--- Start ---

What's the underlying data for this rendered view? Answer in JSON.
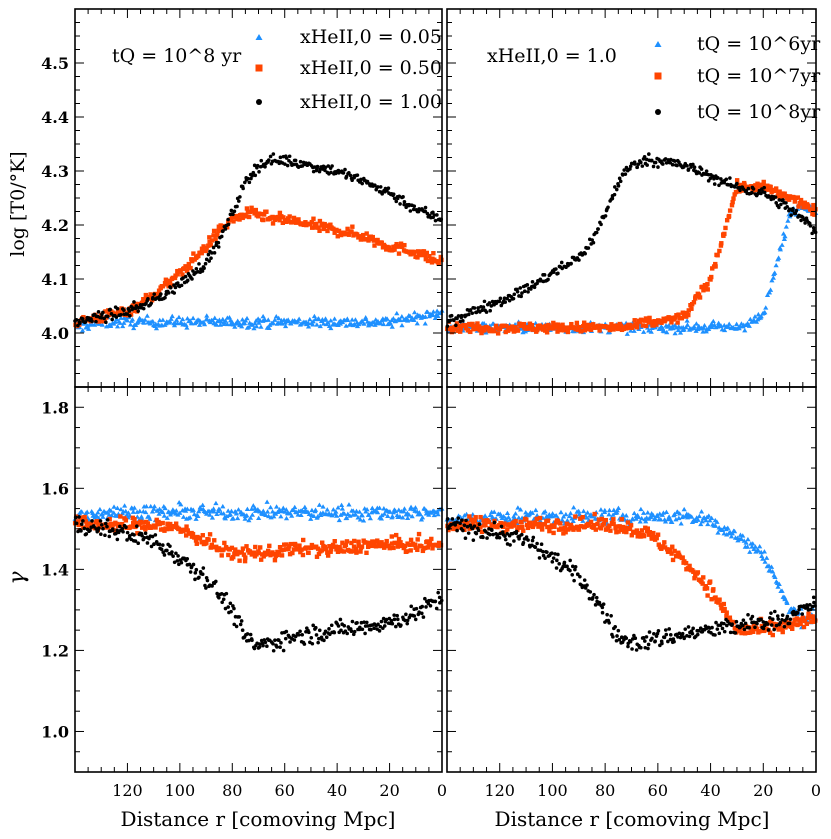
{
  "chart_data": {
    "type": "scatter",
    "x_range": [
      140,
      0
    ],
    "x_ticks": [
      120,
      100,
      80,
      60,
      40,
      20,
      0
    ],
    "x_tick_labels": [
      "120",
      "100",
      "80",
      "60",
      "40",
      "20",
      "0"
    ],
    "xlabel_left": "Distance r  [comoving Mpc]",
    "xlabel_right": "Distance r  [comoving Mpc]",
    "top_ylabel": "log [T0/°K]",
    "top_ylim": [
      3.9,
      4.6
    ],
    "top_yticks": [
      4.0,
      4.1,
      4.2,
      4.3,
      4.4,
      4.5
    ],
    "top_ytick_labels": [
      "4.0",
      "4.1",
      "4.2",
      "4.3",
      "4.4",
      "4.5"
    ],
    "bottom_ylabel": "γ",
    "bottom_ylim": [
      0.9,
      1.85
    ],
    "bottom_yticks": [
      1.0,
      1.2,
      1.4,
      1.6,
      1.8
    ],
    "bottom_ytick_labels": [
      "1.0",
      "1.2",
      "1.4",
      "1.6",
      "1.8"
    ],
    "colors": {
      "blue": "#1e90ff",
      "orange": "#ff4500",
      "black": "#000000"
    },
    "left_annotation": "tQ = 10^8 yr",
    "right_annotation": "xHeII,0 = 1.0",
    "left_legend": [
      {
        "label": "xHeII,0 = 0.05",
        "color": "#1e90ff",
        "marker": "triangle"
      },
      {
        "label": "xHeII,0 = 0.50",
        "color": "#ff4500",
        "marker": "square"
      },
      {
        "label": "xHeII,0 = 1.00",
        "color": "#000000",
        "marker": "circle"
      }
    ],
    "right_legend": [
      {
        "label": "tQ = 10^6yr",
        "color": "#1e90ff",
        "marker": "triangle"
      },
      {
        "label": "tQ = 10^7yr",
        "color": "#ff4500",
        "marker": "square"
      },
      {
        "label": "tQ = 10^8yr",
        "color": "#000000",
        "marker": "circle"
      }
    ],
    "series": {
      "T0": {
        "x": [
          140,
          130,
          120,
          110,
          100,
          90,
          85,
          80,
          75,
          70,
          65,
          60,
          50,
          40,
          30,
          20,
          10,
          5,
          0
        ],
        "left_x005": [
          4.01,
          4.02,
          4.02,
          4.02,
          4.02,
          4.02,
          4.02,
          4.02,
          4.02,
          4.02,
          4.02,
          4.02,
          4.02,
          4.02,
          4.02,
          4.02,
          4.03,
          4.03,
          4.04
        ],
        "left_x050": [
          4.02,
          4.03,
          4.04,
          4.07,
          4.11,
          4.16,
          4.19,
          4.21,
          4.22,
          4.22,
          4.21,
          4.21,
          4.2,
          4.19,
          4.18,
          4.16,
          4.15,
          4.14,
          4.13
        ],
        "left_x100": [
          4.02,
          4.03,
          4.04,
          4.06,
          4.09,
          4.13,
          4.17,
          4.22,
          4.28,
          4.31,
          4.32,
          4.32,
          4.31,
          4.3,
          4.28,
          4.26,
          4.23,
          4.22,
          4.21
        ],
        "right_t6": [
          4.01,
          4.01,
          4.01,
          4.01,
          4.01,
          4.01,
          4.01,
          4.01,
          4.01,
          4.01,
          4.01,
          4.01,
          4.01,
          4.01,
          4.01,
          4.03,
          4.22,
          4.24,
          4.23
        ],
        "right_t7": [
          4.01,
          4.01,
          4.01,
          4.01,
          4.01,
          4.01,
          4.01,
          4.01,
          4.01,
          4.01,
          4.02,
          4.02,
          4.03,
          4.1,
          4.27,
          4.27,
          4.25,
          4.24,
          4.22
        ],
        "right_t8": [
          4.02,
          4.04,
          4.06,
          4.08,
          4.11,
          4.14,
          4.17,
          4.22,
          4.28,
          4.31,
          4.32,
          4.32,
          4.31,
          4.29,
          4.27,
          4.26,
          4.23,
          4.21,
          4.19
        ]
      },
      "gamma": {
        "x": [
          140,
          130,
          120,
          110,
          100,
          90,
          85,
          80,
          75,
          70,
          65,
          60,
          50,
          40,
          30,
          20,
          10,
          5,
          0
        ],
        "left_x005": [
          1.53,
          1.54,
          1.54,
          1.54,
          1.54,
          1.54,
          1.54,
          1.54,
          1.54,
          1.54,
          1.54,
          1.54,
          1.54,
          1.54,
          1.54,
          1.54,
          1.54,
          1.54,
          1.55
        ],
        "left_x050": [
          1.51,
          1.51,
          1.51,
          1.51,
          1.5,
          1.47,
          1.45,
          1.44,
          1.44,
          1.44,
          1.44,
          1.45,
          1.45,
          1.45,
          1.46,
          1.46,
          1.46,
          1.46,
          1.46
        ],
        "left_x100": [
          1.51,
          1.5,
          1.49,
          1.47,
          1.43,
          1.38,
          1.34,
          1.3,
          1.23,
          1.21,
          1.22,
          1.23,
          1.24,
          1.25,
          1.26,
          1.27,
          1.29,
          1.31,
          1.33
        ],
        "right_t6": [
          1.52,
          1.52,
          1.53,
          1.53,
          1.53,
          1.53,
          1.53,
          1.53,
          1.53,
          1.53,
          1.53,
          1.53,
          1.53,
          1.52,
          1.48,
          1.44,
          1.3,
          1.28,
          1.28
        ],
        "right_t7": [
          1.51,
          1.51,
          1.51,
          1.51,
          1.51,
          1.51,
          1.51,
          1.51,
          1.51,
          1.5,
          1.49,
          1.47,
          1.42,
          1.35,
          1.25,
          1.25,
          1.26,
          1.27,
          1.28
        ],
        "right_t8": [
          1.51,
          1.5,
          1.49,
          1.47,
          1.43,
          1.38,
          1.34,
          1.29,
          1.23,
          1.22,
          1.22,
          1.23,
          1.24,
          1.25,
          1.26,
          1.27,
          1.28,
          1.3,
          1.32
        ]
      }
    }
  }
}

--- End ---

**Your instructions**
Without including any pictures, please restate all the records exactly.

**Output of the exercise**
What's the underlying data for this rendered view? Answer in JSON.
{
  "chart_data": {
    "type": "scatter",
    "x_range": [
      140,
      0
    ],
    "x_ticks": [
      120,
      100,
      80,
      60,
      40,
      20,
      0
    ],
    "x_tick_labels": [
      "120",
      "100",
      "80",
      "60",
      "40",
      "20",
      "0"
    ],
    "xlabel_left": "Distance r  [comoving Mpc]",
    "xlabel_right": "Distance r  [comoving Mpc]",
    "top_ylabel": "log [T0/°K]",
    "top_ylim": [
      3.9,
      4.6
    ],
    "top_yticks": [
      4.0,
      4.1,
      4.2,
      4.3,
      4.4,
      4.5
    ],
    "top_ytick_labels": [
      "4.0",
      "4.1",
      "4.2",
      "4.3",
      "4.4",
      "4.5"
    ],
    "bottom_ylabel": "γ",
    "bottom_ylim": [
      0.9,
      1.85
    ],
    "bottom_yticks": [
      1.0,
      1.2,
      1.4,
      1.6,
      1.8
    ],
    "bottom_ytick_labels": [
      "1.0",
      "1.2",
      "1.4",
      "1.6",
      "1.8"
    ],
    "colors": {
      "blue": "#1e90ff",
      "orange": "#ff4500",
      "black": "#000000"
    },
    "left_annotation": "tQ = 10^8 yr",
    "right_annotation": "xHeII,0 = 1.0",
    "left_legend": [
      {
        "label": "xHeII,0 = 0.05",
        "color": "#1e90ff",
        "marker": "triangle"
      },
      {
        "label": "xHeII,0 = 0.50",
        "color": "#ff4500",
        "marker": "square"
      },
      {
        "label": "xHeII,0 = 1.00",
        "color": "#000000",
        "marker": "circle"
      }
    ],
    "right_legend": [
      {
        "label": "tQ = 10^6yr",
        "color": "#1e90ff",
        "marker": "triangle"
      },
      {
        "label": "tQ = 10^7yr",
        "color": "#ff4500",
        "marker": "square"
      },
      {
        "label": "tQ = 10^8yr",
        "color": "#000000",
        "marker": "circle"
      }
    ],
    "series": {
      "T0": {
        "x": [
          140,
          130,
          120,
          110,
          100,
          90,
          85,
          80,
          75,
          70,
          65,
          60,
          50,
          40,
          30,
          20,
          10,
          5,
          0
        ],
        "left_x005": [
          4.01,
          4.02,
          4.02,
          4.02,
          4.02,
          4.02,
          4.02,
          4.02,
          4.02,
          4.02,
          4.02,
          4.02,
          4.02,
          4.02,
          4.02,
          4.02,
          4.03,
          4.03,
          4.04
        ],
        "left_x050": [
          4.02,
          4.03,
          4.04,
          4.07,
          4.11,
          4.16,
          4.19,
          4.21,
          4.22,
          4.22,
          4.21,
          4.21,
          4.2,
          4.19,
          4.18,
          4.16,
          4.15,
          4.14,
          4.13
        ],
        "left_x100": [
          4.02,
          4.03,
          4.04,
          4.06,
          4.09,
          4.13,
          4.17,
          4.22,
          4.28,
          4.31,
          4.32,
          4.32,
          4.31,
          4.3,
          4.28,
          4.26,
          4.23,
          4.22,
          4.21
        ],
        "right_t6": [
          4.01,
          4.01,
          4.01,
          4.01,
          4.01,
          4.01,
          4.01,
          4.01,
          4.01,
          4.01,
          4.01,
          4.01,
          4.01,
          4.01,
          4.01,
          4.03,
          4.22,
          4.24,
          4.23
        ],
        "right_t7": [
          4.01,
          4.01,
          4.01,
          4.01,
          4.01,
          4.01,
          4.01,
          4.01,
          4.01,
          4.01,
          4.02,
          4.02,
          4.03,
          4.1,
          4.27,
          4.27,
          4.25,
          4.24,
          4.22
        ],
        "right_t8": [
          4.02,
          4.04,
          4.06,
          4.08,
          4.11,
          4.14,
          4.17,
          4.22,
          4.28,
          4.31,
          4.32,
          4.32,
          4.31,
          4.29,
          4.27,
          4.26,
          4.23,
          4.21,
          4.19
        ]
      },
      "gamma": {
        "x": [
          140,
          130,
          120,
          110,
          100,
          90,
          85,
          80,
          75,
          70,
          65,
          60,
          50,
          40,
          30,
          20,
          10,
          5,
          0
        ],
        "left_x005": [
          1.53,
          1.54,
          1.54,
          1.54,
          1.54,
          1.54,
          1.54,
          1.54,
          1.54,
          1.54,
          1.54,
          1.54,
          1.54,
          1.54,
          1.54,
          1.54,
          1.54,
          1.54,
          1.55
        ],
        "left_x050": [
          1.51,
          1.51,
          1.51,
          1.51,
          1.5,
          1.47,
          1.45,
          1.44,
          1.44,
          1.44,
          1.44,
          1.45,
          1.45,
          1.45,
          1.46,
          1.46,
          1.46,
          1.46,
          1.46
        ],
        "left_x100": [
          1.51,
          1.5,
          1.49,
          1.47,
          1.43,
          1.38,
          1.34,
          1.3,
          1.23,
          1.21,
          1.22,
          1.23,
          1.24,
          1.25,
          1.26,
          1.27,
          1.29,
          1.31,
          1.33
        ],
        "right_t6": [
          1.52,
          1.52,
          1.53,
          1.53,
          1.53,
          1.53,
          1.53,
          1.53,
          1.53,
          1.53,
          1.53,
          1.53,
          1.53,
          1.52,
          1.48,
          1.44,
          1.3,
          1.28,
          1.28
        ],
        "right_t7": [
          1.51,
          1.51,
          1.51,
          1.51,
          1.51,
          1.51,
          1.51,
          1.51,
          1.51,
          1.5,
          1.49,
          1.47,
          1.42,
          1.35,
          1.25,
          1.25,
          1.26,
          1.27,
          1.28
        ],
        "right_t8": [
          1.51,
          1.5,
          1.49,
          1.47,
          1.43,
          1.38,
          1.34,
          1.29,
          1.23,
          1.22,
          1.22,
          1.23,
          1.24,
          1.25,
          1.26,
          1.27,
          1.28,
          1.3,
          1.32
        ]
      }
    }
  }
}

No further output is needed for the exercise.